### WORK INSTRUCTIONS
Copy each line exactly. Leave nothing out.

[Dataset rows]
* BEGIN *

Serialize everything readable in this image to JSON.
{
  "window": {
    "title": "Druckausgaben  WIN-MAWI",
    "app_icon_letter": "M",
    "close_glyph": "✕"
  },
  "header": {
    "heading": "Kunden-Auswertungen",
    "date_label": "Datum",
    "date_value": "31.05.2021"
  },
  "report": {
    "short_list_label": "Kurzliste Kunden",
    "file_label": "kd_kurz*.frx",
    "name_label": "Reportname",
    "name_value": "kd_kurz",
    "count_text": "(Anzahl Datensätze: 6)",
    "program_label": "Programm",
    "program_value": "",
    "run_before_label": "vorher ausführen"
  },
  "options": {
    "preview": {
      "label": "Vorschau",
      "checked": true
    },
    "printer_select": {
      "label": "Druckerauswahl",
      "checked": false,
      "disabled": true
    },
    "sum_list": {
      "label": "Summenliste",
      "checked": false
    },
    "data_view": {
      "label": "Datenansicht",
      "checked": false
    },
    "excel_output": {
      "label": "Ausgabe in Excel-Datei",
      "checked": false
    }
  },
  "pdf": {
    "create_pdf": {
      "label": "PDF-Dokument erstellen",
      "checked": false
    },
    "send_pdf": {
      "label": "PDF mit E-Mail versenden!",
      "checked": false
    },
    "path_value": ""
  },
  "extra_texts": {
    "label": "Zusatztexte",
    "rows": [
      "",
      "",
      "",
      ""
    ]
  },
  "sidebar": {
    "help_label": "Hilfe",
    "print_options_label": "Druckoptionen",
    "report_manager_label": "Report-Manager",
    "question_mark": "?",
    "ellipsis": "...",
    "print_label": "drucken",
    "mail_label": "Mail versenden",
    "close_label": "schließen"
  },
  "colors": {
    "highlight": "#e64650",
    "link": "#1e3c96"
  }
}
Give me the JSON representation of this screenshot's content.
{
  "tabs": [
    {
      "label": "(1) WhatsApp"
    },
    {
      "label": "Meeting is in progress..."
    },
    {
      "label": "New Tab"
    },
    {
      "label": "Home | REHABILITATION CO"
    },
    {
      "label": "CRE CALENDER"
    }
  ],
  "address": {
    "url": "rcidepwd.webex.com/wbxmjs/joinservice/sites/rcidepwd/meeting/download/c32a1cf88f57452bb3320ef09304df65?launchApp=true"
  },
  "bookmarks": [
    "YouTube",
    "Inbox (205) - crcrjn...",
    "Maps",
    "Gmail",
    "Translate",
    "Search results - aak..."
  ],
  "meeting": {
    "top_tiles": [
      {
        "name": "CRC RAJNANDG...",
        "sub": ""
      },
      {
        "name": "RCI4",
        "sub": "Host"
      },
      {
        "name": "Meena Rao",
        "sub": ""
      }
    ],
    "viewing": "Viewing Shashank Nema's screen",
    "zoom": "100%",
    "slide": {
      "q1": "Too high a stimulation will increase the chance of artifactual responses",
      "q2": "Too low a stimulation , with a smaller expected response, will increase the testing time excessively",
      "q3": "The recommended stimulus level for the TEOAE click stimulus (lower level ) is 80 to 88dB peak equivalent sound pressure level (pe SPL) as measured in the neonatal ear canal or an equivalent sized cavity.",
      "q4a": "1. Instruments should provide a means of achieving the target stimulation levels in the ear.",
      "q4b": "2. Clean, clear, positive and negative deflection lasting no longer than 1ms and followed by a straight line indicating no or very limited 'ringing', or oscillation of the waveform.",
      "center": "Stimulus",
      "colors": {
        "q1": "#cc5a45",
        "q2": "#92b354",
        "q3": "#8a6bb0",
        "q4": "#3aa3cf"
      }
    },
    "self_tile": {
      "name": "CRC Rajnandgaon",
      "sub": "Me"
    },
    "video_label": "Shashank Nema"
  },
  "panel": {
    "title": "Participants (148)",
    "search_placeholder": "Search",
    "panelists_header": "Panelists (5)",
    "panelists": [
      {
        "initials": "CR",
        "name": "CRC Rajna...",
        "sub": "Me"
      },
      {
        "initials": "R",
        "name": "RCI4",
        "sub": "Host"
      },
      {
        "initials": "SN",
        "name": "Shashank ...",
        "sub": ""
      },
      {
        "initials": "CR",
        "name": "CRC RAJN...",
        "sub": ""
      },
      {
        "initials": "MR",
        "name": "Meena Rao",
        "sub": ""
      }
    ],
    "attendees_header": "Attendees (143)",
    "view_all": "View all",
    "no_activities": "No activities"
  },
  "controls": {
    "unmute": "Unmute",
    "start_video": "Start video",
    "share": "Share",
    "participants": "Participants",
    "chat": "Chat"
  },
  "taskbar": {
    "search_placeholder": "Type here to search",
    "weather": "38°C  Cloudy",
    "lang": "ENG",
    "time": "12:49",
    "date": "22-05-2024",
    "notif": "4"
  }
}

* END *

### COMPLETED EXERCISE
Serialize everything readable in this image to JSON.
{
  "window": {
    "title": "Druckausgaben  WIN-MAWI",
    "app_icon_letter": "M",
    "close_glyph": "✕"
  },
  "header": {
    "heading": "Kunden-Auswertungen",
    "date_label": "Datum",
    "date_value": "31.05.2021"
  },
  "report": {
    "short_list_label": "Kurzliste Kunden",
    "file_label": "kd_kurz*.frx",
    "name_label": "Reportname",
    "name_value": "kd_kurz",
    "count_text": "(Anzahl Datensätze: 6)",
    "program_label": "Programm",
    "program_value": "",
    "run_before_label": "vorher ausführen"
  },
  "options": {
    "preview": {
      "label": "Vorschau",
      "checked": true
    },
    "printer_select": {
      "label": "Druckerauswahl",
      "checked": false,
      "disabled": true
    },
    "sum_list": {
      "label": "Summenliste",
      "checked": false
    },
    "data_view": {
      "label": "Datenansicht",
      "checked": false
    },
    "excel_output": {
      "label": "Ausgabe in Excel-Datei",
      "checked": false
    }
  },
  "pdf": {
    "create_pdf": {
      "label": "PDF-Dokument erstellen",
      "checked": false
    },
    "send_pdf": {
      "label": "PDF mit E-Mail versenden!",
      "checked": false
    },
    "path_value": ""
  },
  "extra_texts": {
    "label": "Zusatztexte",
    "rows": [
      "",
      "",
      "",
      ""
    ]
  },
  "sidebar": {
    "help_label": "Hilfe",
    "print_options_label": "Druckoptionen",
    "report_manager_label": "Report-Manager",
    "question_mark": "?",
    "ellipsis": "...",
    "print_label": "drucken",
    "mail_label": "Mail versenden",
    "close_label": "schließen"
  },
  "colors": {
    "highlight": "#e64650",
    "link": "#1e3c96"
  }
}
Give me the JSON representation of this screenshot's content.
{
  "tabs": [
    {
      "label": "(1) WhatsApp"
    },
    {
      "label": "Meeting is in progress..."
    },
    {
      "label": "New Tab"
    },
    {
      "label": "Home | REHABILITATION CO"
    },
    {
      "label": "CRE CALENDER"
    }
  ],
  "address": {
    "url": "rcidepwd.webex.com/wbxmjs/joinservice/sites/rcidepwd/meeting/download/c32a1cf88f57452bb3320ef09304df65?launchApp=true"
  },
  "bookmarks": [
    "YouTube",
    "Inbox (205) - crcrjn...",
    "Maps",
    "Gmail",
    "Translate",
    "Search results - aak..."
  ],
  "meeting": {
    "top_tiles": [
      {
        "name": "CRC RAJNANDG...",
        "sub": ""
      },
      {
        "name": "RCI4",
        "sub": "Host"
      },
      {
        "name": "Meena Rao",
        "sub": ""
      }
    ],
    "viewing": "Viewing Shashank Nema's screen",
    "zoom": "100%",
    "slide": {
      "q1": "Too high a stimulation will increase the chance of artifactual responses",
      "q2": "Too low a stimulation , with a smaller expected response, will increase the testing time excessively",
      "q3": "The recommended stimulus level for the TEOAE click stimulus (lower level ) is 80 to 88dB peak equivalent sound pressure level (pe SPL) as measured in the neonatal ear canal or an equivalent sized cavity.",
      "q4a": "1. Instruments should provide a means of achieving the target stimulation levels in the ear.",
      "q4b": "2. Clean, clear, positive and negative deflection lasting no longer than 1ms and followed by a straight line indicating no or very limited 'ringing', or oscillation of the waveform.",
      "center": "Stimulus",
      "colors": {
        "q1": "#cc5a45",
        "q2": "#92b354",
        "q3": "#8a6bb0",
        "q4": "#3aa3cf"
      }
    },
    "self_tile": {
      "name": "CRC Rajnandgaon",
      "sub": "Me"
    },
    "video_label": "Shashank Nema"
  },
  "panel": {
    "title": "Participants (148)",
    "search_placeholder": "Search",
    "panelists_header": "Panelists (5)",
    "panelists": [
      {
        "initials": "CR",
        "name": "CRC Rajna...",
        "sub": "Me"
      },
      {
        "initials": "R",
        "name": "RCI4",
        "sub": "Host"
      },
      {
        "initials": "SN",
        "name": "Shashank ...",
        "sub": ""
      },
      {
        "initials": "CR",
        "name": "CRC RAJN...",
        "sub": ""
      },
      {
        "initials": "MR",
        "name": "Meena Rao",
        "sub": ""
      }
    ],
    "attendees_header": "Attendees (143)",
    "view_all": "View all",
    "no_activities": "No activities"
  },
  "controls": {
    "unmute": "Unmute",
    "start_video": "Start video",
    "share": "Share",
    "participants": "Participants",
    "chat": "Chat"
  },
  "taskbar": {
    "search_placeholder": "Type here to search",
    "weather": "38°C  Cloudy",
    "lang": "ENG",
    "time": "12:49",
    "date": "22-05-2024",
    "notif": "4"
  }
}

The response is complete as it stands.